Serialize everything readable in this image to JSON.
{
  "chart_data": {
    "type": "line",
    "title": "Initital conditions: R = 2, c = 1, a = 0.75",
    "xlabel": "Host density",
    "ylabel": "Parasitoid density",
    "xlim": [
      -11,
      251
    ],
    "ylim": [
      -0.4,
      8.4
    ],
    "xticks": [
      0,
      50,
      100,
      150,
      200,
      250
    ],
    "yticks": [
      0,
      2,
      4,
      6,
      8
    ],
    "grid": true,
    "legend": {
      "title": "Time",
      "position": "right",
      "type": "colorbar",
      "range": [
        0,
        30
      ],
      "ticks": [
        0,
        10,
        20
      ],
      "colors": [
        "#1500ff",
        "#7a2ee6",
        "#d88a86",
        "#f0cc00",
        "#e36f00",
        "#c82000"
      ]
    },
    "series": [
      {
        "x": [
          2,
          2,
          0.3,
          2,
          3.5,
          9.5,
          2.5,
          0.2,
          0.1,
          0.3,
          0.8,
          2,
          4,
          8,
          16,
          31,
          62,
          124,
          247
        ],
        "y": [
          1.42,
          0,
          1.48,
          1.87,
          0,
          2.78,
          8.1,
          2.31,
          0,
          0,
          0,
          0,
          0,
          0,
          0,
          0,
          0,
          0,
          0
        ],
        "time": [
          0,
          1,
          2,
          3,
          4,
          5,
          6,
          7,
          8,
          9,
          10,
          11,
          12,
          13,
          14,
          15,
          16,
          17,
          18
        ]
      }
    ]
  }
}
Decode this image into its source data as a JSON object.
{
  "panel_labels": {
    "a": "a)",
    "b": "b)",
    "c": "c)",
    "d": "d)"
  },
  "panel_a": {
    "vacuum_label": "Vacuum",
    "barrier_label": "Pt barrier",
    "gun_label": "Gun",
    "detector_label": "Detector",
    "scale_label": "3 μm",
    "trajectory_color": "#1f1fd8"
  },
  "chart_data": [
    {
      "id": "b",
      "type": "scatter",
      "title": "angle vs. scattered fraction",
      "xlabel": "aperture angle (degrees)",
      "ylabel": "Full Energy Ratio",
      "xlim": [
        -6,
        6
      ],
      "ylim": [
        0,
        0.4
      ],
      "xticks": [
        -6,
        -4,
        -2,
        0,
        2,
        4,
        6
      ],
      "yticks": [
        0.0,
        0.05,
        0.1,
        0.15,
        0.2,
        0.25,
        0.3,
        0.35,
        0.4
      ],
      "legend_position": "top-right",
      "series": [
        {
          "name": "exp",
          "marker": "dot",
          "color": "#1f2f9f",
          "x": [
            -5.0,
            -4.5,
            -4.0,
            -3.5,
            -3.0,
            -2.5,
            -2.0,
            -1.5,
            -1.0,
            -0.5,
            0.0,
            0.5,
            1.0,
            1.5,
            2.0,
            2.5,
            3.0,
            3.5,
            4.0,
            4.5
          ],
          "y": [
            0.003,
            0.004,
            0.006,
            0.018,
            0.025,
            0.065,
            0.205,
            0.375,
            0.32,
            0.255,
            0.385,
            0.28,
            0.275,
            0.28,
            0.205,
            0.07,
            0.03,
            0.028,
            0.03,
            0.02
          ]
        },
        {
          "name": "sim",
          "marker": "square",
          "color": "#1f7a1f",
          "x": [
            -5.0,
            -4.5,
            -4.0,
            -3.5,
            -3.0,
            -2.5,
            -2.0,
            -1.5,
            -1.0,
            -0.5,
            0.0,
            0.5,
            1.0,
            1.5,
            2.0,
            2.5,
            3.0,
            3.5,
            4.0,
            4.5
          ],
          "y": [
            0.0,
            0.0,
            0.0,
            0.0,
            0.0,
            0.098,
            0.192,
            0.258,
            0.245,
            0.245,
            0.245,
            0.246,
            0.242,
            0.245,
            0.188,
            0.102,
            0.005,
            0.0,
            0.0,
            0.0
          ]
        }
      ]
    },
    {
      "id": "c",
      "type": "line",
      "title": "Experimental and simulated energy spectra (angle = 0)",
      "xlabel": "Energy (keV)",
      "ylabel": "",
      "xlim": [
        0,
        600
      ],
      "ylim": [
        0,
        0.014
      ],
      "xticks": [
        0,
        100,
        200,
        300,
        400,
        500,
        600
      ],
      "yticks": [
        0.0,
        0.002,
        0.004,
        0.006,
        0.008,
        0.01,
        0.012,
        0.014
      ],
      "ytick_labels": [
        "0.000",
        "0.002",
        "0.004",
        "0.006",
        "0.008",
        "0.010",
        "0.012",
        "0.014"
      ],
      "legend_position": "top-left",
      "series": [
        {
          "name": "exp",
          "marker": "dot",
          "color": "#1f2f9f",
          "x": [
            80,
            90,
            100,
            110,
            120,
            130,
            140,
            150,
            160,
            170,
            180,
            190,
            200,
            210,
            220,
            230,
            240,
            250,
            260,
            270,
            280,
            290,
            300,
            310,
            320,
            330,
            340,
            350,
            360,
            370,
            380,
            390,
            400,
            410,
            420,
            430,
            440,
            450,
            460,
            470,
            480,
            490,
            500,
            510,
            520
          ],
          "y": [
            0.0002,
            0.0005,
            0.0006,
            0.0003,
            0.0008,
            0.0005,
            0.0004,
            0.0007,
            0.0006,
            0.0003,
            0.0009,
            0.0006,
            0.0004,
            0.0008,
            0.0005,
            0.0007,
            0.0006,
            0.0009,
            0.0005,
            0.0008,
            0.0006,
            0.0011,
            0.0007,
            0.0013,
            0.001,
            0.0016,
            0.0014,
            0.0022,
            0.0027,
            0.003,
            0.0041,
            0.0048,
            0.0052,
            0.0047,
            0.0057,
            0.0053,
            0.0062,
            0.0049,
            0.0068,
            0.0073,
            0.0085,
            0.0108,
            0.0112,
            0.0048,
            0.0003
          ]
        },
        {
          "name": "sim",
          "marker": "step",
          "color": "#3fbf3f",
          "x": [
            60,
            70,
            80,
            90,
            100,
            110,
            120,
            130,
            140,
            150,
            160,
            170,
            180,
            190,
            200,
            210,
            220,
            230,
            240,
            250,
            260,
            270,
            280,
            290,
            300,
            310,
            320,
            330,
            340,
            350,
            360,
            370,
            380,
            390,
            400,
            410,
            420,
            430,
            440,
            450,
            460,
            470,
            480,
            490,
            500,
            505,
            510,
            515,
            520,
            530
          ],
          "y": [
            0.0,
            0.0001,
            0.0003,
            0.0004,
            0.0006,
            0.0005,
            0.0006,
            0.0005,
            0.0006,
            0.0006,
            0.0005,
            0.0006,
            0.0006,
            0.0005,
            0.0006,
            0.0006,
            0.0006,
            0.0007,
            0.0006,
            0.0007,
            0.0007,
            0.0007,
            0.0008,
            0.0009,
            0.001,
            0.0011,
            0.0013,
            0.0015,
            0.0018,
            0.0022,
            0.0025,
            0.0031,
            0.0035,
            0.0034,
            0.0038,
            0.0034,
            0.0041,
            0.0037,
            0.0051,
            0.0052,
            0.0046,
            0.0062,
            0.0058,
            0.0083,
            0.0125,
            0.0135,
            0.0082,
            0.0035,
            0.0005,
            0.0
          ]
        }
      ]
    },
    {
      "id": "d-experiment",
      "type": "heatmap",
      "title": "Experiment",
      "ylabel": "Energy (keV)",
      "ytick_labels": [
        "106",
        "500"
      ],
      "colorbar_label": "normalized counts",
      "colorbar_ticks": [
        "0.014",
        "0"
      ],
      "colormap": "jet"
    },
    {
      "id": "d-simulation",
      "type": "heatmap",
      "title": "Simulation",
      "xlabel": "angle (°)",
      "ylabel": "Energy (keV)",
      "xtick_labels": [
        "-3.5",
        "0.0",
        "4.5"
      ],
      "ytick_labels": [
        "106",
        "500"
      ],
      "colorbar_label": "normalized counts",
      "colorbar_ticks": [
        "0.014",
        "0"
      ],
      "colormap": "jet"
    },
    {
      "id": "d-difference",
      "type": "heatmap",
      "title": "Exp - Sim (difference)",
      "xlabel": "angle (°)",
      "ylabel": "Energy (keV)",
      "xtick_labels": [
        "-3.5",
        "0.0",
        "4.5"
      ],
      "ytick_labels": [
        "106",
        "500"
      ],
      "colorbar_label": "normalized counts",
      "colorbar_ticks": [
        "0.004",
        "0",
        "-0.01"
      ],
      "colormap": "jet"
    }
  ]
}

# EXERCISE DESCRIPTION:
Return the lines of the records that include the string "xlabel".

# RESPONSE TO THE EXERCISE:
    "xlabel": "Host density",
      "xlabel": "aperture angle (degrees)",
      "xlabel": "Energy (keV)",
      "xlabel": "angle (°)",
      "xlabel": "angle (°)",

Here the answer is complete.